_Aim_. Locate the string "данных" in the records below. Copy every line where it occurs.

_Data_.
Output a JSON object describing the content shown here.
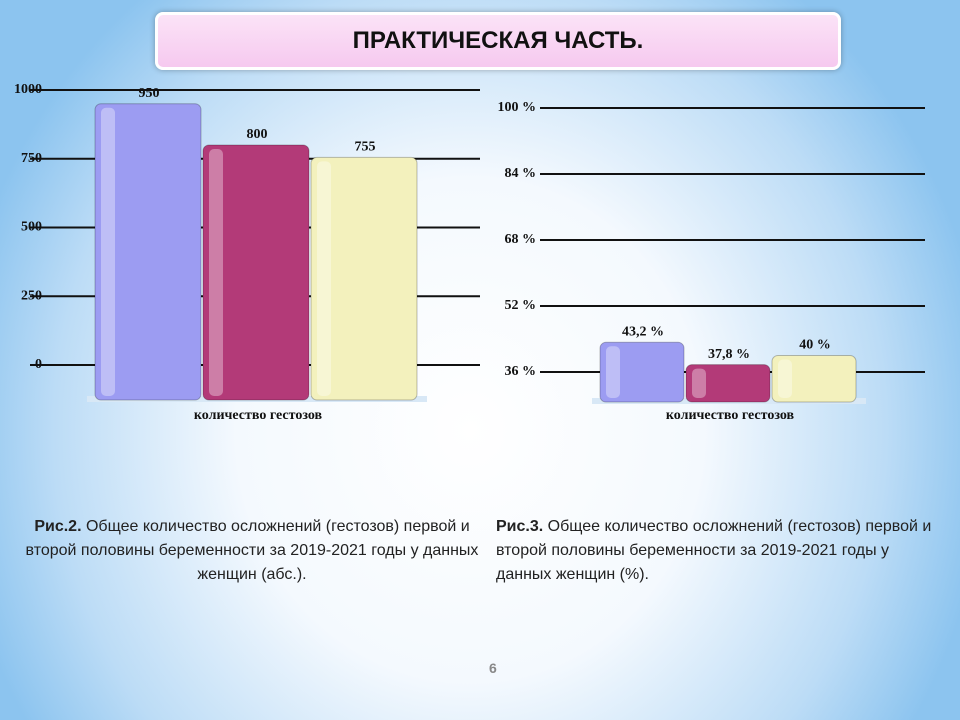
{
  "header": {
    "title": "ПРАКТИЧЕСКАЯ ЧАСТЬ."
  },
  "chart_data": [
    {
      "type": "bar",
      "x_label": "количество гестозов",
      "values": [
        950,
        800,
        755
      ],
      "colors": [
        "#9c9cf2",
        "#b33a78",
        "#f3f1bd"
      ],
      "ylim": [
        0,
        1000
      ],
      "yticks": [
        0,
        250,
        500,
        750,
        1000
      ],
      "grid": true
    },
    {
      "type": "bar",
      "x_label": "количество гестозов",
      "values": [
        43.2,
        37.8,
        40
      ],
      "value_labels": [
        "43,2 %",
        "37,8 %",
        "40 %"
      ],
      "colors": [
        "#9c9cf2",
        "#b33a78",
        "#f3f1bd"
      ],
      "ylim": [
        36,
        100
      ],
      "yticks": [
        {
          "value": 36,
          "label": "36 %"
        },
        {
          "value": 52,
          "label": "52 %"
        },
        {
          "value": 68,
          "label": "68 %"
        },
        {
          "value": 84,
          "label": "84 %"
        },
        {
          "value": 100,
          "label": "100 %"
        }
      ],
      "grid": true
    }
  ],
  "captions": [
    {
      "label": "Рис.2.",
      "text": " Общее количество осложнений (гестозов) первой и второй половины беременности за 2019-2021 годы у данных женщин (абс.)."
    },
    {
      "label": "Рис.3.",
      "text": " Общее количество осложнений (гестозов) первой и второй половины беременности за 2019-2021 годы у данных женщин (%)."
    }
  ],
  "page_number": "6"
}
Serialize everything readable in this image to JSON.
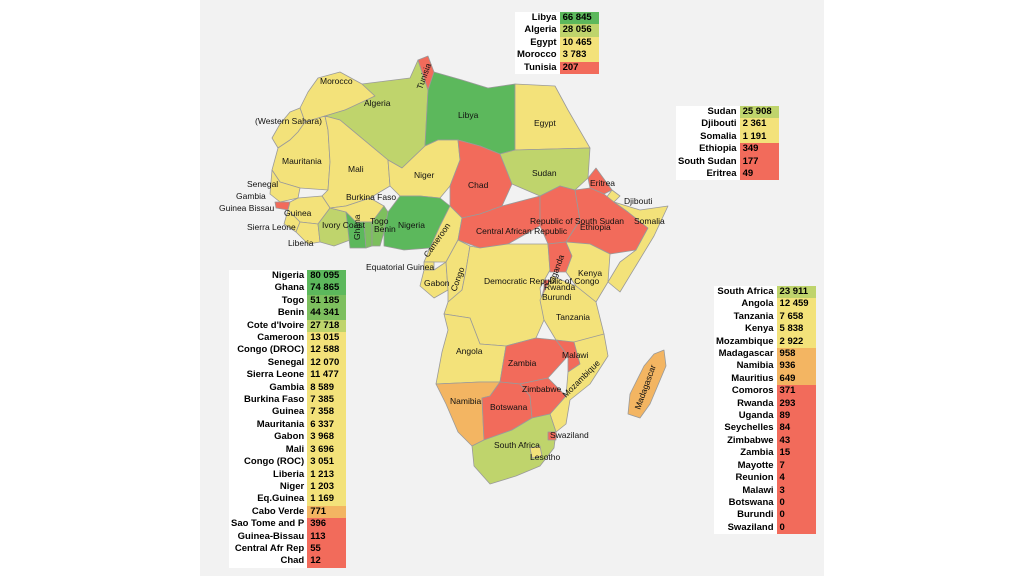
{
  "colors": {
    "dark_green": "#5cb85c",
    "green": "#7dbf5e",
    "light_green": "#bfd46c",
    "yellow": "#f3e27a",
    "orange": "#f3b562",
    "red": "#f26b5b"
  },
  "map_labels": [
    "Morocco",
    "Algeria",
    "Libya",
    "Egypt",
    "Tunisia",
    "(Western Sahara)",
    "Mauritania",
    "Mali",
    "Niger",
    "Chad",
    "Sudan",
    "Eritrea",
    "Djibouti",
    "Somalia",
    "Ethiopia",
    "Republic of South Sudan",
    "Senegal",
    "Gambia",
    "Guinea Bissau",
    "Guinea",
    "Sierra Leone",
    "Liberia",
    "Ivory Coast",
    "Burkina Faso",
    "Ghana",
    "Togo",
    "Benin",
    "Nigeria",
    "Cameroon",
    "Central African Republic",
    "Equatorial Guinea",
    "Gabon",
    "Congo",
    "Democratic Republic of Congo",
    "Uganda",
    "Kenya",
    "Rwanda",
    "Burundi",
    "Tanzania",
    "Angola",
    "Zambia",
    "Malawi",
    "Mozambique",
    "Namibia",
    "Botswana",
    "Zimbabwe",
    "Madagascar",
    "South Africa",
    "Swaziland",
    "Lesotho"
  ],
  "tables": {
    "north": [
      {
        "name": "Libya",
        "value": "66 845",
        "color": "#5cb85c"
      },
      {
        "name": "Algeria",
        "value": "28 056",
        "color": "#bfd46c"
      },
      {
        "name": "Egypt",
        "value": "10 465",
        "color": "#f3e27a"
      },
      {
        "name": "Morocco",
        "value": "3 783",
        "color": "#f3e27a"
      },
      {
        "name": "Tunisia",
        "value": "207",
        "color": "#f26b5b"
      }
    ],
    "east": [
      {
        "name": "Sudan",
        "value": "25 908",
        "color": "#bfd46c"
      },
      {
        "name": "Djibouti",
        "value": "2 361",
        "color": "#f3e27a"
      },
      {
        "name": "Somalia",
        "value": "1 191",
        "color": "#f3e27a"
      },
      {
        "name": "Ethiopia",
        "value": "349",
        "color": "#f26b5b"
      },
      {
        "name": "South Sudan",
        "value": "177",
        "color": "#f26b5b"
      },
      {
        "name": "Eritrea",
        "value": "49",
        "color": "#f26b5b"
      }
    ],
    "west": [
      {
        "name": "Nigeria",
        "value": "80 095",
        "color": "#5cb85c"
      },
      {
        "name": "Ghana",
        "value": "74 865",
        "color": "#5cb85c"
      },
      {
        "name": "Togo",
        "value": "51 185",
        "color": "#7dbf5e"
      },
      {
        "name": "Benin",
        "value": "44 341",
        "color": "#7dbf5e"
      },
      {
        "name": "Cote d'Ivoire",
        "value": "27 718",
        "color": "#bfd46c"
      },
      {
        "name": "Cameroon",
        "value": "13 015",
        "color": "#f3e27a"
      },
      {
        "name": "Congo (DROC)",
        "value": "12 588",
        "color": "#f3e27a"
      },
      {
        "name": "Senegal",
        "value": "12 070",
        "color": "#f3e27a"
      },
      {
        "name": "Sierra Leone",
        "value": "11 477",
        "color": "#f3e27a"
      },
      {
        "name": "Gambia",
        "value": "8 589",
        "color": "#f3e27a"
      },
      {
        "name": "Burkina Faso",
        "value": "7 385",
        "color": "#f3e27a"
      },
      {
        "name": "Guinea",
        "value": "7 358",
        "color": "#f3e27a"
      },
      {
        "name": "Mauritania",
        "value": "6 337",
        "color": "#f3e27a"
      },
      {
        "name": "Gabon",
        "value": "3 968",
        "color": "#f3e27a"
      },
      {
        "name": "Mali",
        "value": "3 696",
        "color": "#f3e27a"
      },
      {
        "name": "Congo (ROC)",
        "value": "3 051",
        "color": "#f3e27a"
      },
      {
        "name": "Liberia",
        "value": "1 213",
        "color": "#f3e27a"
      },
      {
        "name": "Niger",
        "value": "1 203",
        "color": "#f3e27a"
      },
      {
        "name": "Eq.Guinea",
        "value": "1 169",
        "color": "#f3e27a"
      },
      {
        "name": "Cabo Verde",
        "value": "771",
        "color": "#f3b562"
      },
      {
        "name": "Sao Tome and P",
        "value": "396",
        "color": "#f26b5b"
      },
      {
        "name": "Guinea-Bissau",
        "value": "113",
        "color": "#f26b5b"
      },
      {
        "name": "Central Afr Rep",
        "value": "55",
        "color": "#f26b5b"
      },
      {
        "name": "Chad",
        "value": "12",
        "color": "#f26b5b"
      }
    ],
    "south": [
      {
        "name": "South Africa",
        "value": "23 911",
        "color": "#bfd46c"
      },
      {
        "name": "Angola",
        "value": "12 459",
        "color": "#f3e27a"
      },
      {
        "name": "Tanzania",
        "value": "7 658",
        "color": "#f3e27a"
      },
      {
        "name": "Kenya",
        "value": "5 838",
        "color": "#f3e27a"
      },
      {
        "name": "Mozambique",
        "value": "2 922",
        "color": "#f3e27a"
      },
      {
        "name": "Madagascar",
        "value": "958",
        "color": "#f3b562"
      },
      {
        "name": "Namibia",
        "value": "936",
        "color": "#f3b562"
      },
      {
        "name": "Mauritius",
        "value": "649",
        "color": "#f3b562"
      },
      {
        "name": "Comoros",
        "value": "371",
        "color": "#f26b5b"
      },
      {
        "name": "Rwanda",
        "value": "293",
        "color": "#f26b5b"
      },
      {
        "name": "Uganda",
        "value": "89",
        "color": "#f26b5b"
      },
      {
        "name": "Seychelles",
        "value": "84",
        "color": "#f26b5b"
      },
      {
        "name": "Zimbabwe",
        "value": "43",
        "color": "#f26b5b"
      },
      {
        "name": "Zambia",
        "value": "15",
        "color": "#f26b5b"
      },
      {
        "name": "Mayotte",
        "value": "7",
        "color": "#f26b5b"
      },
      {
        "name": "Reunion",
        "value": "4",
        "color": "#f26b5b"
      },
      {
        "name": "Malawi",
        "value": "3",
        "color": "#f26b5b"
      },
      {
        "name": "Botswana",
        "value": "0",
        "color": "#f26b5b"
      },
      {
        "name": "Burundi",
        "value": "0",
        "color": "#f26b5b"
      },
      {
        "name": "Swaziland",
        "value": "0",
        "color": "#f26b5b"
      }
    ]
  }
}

_Written answer_.
      "text": " Общее количество осложнений (гестозов) первой и второй половины беременности за 2019-2021 годы у данных женщин (абс.)."
      "text": " Общее количество осложнений (гестозов) первой и второй половины беременности за 2019-2021 годы у данных женщин (%)."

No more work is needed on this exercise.